REQUEST:
Identify every line in the records below that contains the word "Auswahl", and copy each of those lines.

EXTRACTED INFORMATION:

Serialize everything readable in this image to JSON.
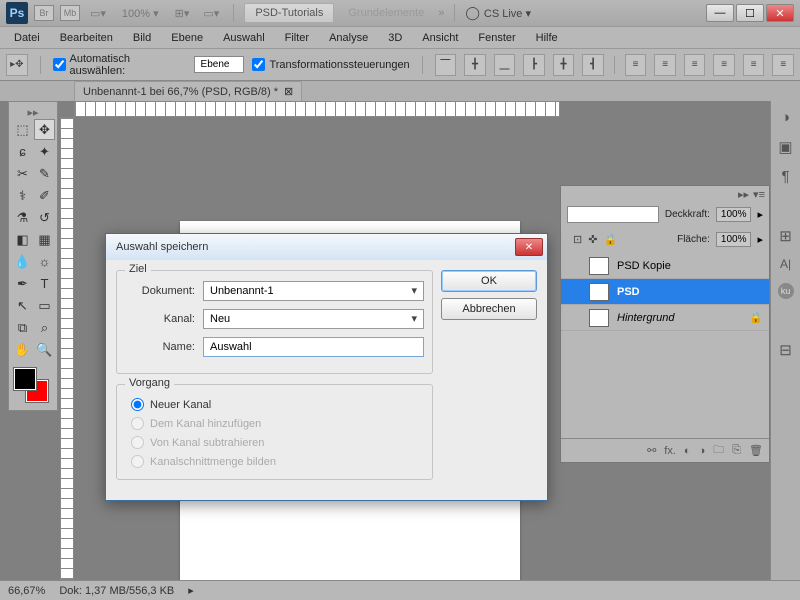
{
  "titlebar": {
    "zoom_pct": "100% ▾",
    "tabs": [
      "PSD-Tutorials",
      "Grundelemente"
    ],
    "cslive": "CS Live ▾"
  },
  "menu": [
    "Datei",
    "Bearbeiten",
    "Bild",
    "Ebene",
    "Auswahl",
    "Filter",
    "Analyse",
    "3D",
    "Ansicht",
    "Fenster",
    "Hilfe"
  ],
  "optbar": {
    "auto_select": "Automatisch auswählen:",
    "auto_select_value": "Ebene",
    "transform": "Transformationssteuerungen"
  },
  "doc_tab": "Unbenannt-1 bei 66,7% (PSD, RGB/8) *",
  "dialog": {
    "title": "Auswahl speichern",
    "ziel_legend": "Ziel",
    "doc_label": "Dokument:",
    "doc_value": "Unbenannt-1",
    "kanal_label": "Kanal:",
    "kanal_value": "Neu",
    "name_label": "Name:",
    "name_value": "Auswahl",
    "vorgang_legend": "Vorgang",
    "r1": "Neuer Kanal",
    "r2": "Dem Kanal hinzufügen",
    "r3": "Von Kanal subtrahieren",
    "r4": "Kanalschnittmenge bilden",
    "ok": "OK",
    "cancel": "Abbrechen"
  },
  "layers": {
    "deckkraft_label": "Deckkraft:",
    "deckkraft_value": "100%",
    "flaeche_label": "Fläche:",
    "flaeche_value": "100%",
    "items": [
      {
        "name": "PSD Kopie"
      },
      {
        "name": "PSD"
      },
      {
        "name": "Hintergrund"
      }
    ]
  },
  "status": {
    "zoom": "66,67%",
    "dok": "Dok: 1,37 MB/556,3 KB"
  }
}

RIGHT ANSWER:
    "Auswahl",
    "title": "Auswahl speichern",
    "name_value": "Auswahl",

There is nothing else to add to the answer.